Leave out the pictures; transcribe all else exactly.

##### GIVEN RECORDS

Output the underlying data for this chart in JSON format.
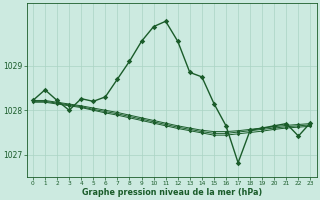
{
  "bg_color": "#cceae0",
  "grid_color": "#aad4c4",
  "line_color": "#1a5c2a",
  "xlabel": "Graphe pression niveau de la mer (hPa)",
  "x_ticks": [
    0,
    1,
    2,
    3,
    4,
    5,
    6,
    7,
    8,
    9,
    10,
    11,
    12,
    13,
    14,
    15,
    16,
    17,
    18,
    19,
    20,
    21,
    22,
    23
  ],
  "ylim": [
    1026.5,
    1030.4
  ],
  "yticks": [
    1027,
    1028,
    1029
  ],
  "xlim": [
    -0.5,
    23.5
  ],
  "ref1_x": [
    0,
    1,
    2,
    3,
    4,
    5,
    6,
    7,
    8,
    9,
    10,
    11,
    12,
    13,
    14,
    15,
    16,
    17,
    18,
    19,
    20,
    21,
    22,
    23
  ],
  "ref1_y": [
    1028.22,
    1028.22,
    1028.18,
    1028.14,
    1028.1,
    1028.05,
    1028.0,
    1027.95,
    1027.89,
    1027.83,
    1027.77,
    1027.71,
    1027.65,
    1027.6,
    1027.55,
    1027.52,
    1027.52,
    1027.54,
    1027.57,
    1027.6,
    1027.63,
    1027.66,
    1027.68,
    1027.7
  ],
  "ref2_x": [
    0,
    1,
    2,
    3,
    4,
    5,
    6,
    7,
    8,
    9,
    10,
    11,
    12,
    13,
    14,
    15,
    16,
    17,
    18,
    19,
    20,
    21,
    22,
    23
  ],
  "ref2_y": [
    1028.2,
    1028.2,
    1028.16,
    1028.12,
    1028.08,
    1028.02,
    1027.97,
    1027.92,
    1027.86,
    1027.8,
    1027.74,
    1027.68,
    1027.62,
    1027.57,
    1027.52,
    1027.48,
    1027.48,
    1027.51,
    1027.54,
    1027.57,
    1027.6,
    1027.63,
    1027.65,
    1027.67
  ],
  "ref3_x": [
    0,
    1,
    2,
    3,
    4,
    5,
    6,
    7,
    8,
    9,
    10,
    11,
    12,
    13,
    14,
    15,
    16,
    17,
    18,
    19,
    20,
    21,
    22,
    23
  ],
  "ref3_y": [
    1028.18,
    1028.18,
    1028.14,
    1028.1,
    1028.06,
    1028.0,
    1027.94,
    1027.89,
    1027.83,
    1027.77,
    1027.71,
    1027.65,
    1027.59,
    1027.54,
    1027.49,
    1027.44,
    1027.44,
    1027.47,
    1027.5,
    1027.53,
    1027.57,
    1027.6,
    1027.62,
    1027.64
  ],
  "main_x": [
    0,
    1,
    2,
    3,
    4,
    5,
    6,
    7,
    8,
    9,
    10,
    11,
    12,
    13,
    14,
    15,
    16,
    17,
    18,
    19,
    20,
    21,
    22,
    23
  ],
  "main_y": [
    1028.22,
    1028.46,
    1028.22,
    1028.0,
    1028.26,
    1028.2,
    1028.3,
    1028.7,
    1029.1,
    1029.55,
    1029.88,
    1030.0,
    1029.55,
    1028.85,
    1028.75,
    1028.15,
    1027.65,
    1026.82,
    1027.55,
    1027.6,
    1027.65,
    1027.7,
    1027.42,
    1027.72
  ]
}
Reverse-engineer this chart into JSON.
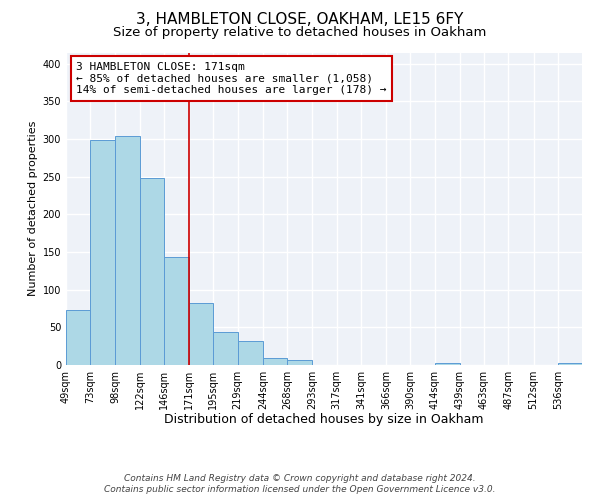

##########

WRITTEN REPLY —
Output the underlying data for this chart in JSON format.
{
  "bg_color": "#cceae0",
  "grid_color": "#aad4c4",
  "line_color": "#1a5c2a",
  "xlabel": "Graphe pression niveau de la mer (hPa)",
  "x_ticks": [
    0,
    1,
    2,
    3,
    4,
    5,
    6,
    7,
    8,
    9,
    10,
    11,
    12,
    13,
    14,
    15,
    16,
    17,
    18,
    19,
    20,
    21,
    22,
    23
  ],
  "ylim": [
    1026.5,
    1030.4
  ],
  "yticks": [
    1027,
    1028,
    1029
  ],
  "xlim": [
    -0.5,
    23.5
  ],
  "ref1_x": [
    0,
    1,
    2,
    3,
    4,
    5,
    6,
    7,
    8,
    9,
    10,
    11,
    12,
    13,
    14,
    15,
    16,
    17,
    18,
    19,
    20,
    21,
    22,
    23
  ],
  "ref1_y": [
    1028.22,
    1028.22,
    1028.18,
    1028.14,
    1028.1,
    1028.05,
    1028.0,
    1027.95,
    1027.89,
    1027.83,
    1027.77,
    1027.71,
    1027.65,
    1027.6,
    1027.55,
    1027.52,
    1027.52,
    1027.54,
    1027.57,
    1027.6,
    1027.63,
    1027.66,
    1027.68,
    1027.7
  ],
  "ref2_x": [
    0,
    1,
    2,
    3,
    4,
    5,
    6,
    7,
    8,
    9,
    10,
    11,
    12,
    13,
    14,
    15,
    16,
    17,
    18,
    19,
    20,
    21,
    22,
    23
  ],
  "ref2_y": [
    1028.2,
    1028.2,
    1028.16,
    1028.12,
    1028.08,
    1028.02,
    1027.97,
    1027.92,
    1027.86,
    1027.8,
    1027.74,
    1027.68,
    1027.62,
    1027.57,
    1027.52,
    1027.48,
    1027.48,
    1027.51,
    1027.54,
    1027.57,
    1027.6,
    1027.63,
    1027.65,
    1027.67
  ],
  "ref3_x": [
    0,
    1,
    2,
    3,
    4,
    5,
    6,
    7,
    8,
    9,
    10,
    11,
    12,
    13,
    14,
    15,
    16,
    17,
    18,
    19,
    20,
    21,
    22,
    23
  ],
  "ref3_y": [
    1028.18,
    1028.18,
    1028.14,
    1028.1,
    1028.06,
    1028.0,
    1027.94,
    1027.89,
    1027.83,
    1027.77,
    1027.71,
    1027.65,
    1027.59,
    1027.54,
    1027.49,
    1027.44,
    1027.44,
    1027.47,
    1027.5,
    1027.53,
    1027.57,
    1027.6,
    1027.62,
    1027.64
  ],
  "main_x": [
    0,
    1,
    2,
    3,
    4,
    5,
    6,
    7,
    8,
    9,
    10,
    11,
    12,
    13,
    14,
    15,
    16,
    17,
    18,
    19,
    20,
    21,
    22,
    23
  ],
  "main_y": [
    1028.22,
    1028.46,
    1028.22,
    1028.0,
    1028.26,
    1028.2,
    1028.3,
    1028.7,
    1029.1,
    1029.55,
    1029.88,
    1030.0,
    1029.55,
    1028.85,
    1028.75,
    1028.15,
    1027.65,
    1026.82,
    1027.55,
    1027.6,
    1027.65,
    1027.7,
    1027.42,
    1027.72
  ]
}
Reverse-engineer this chart into JSON.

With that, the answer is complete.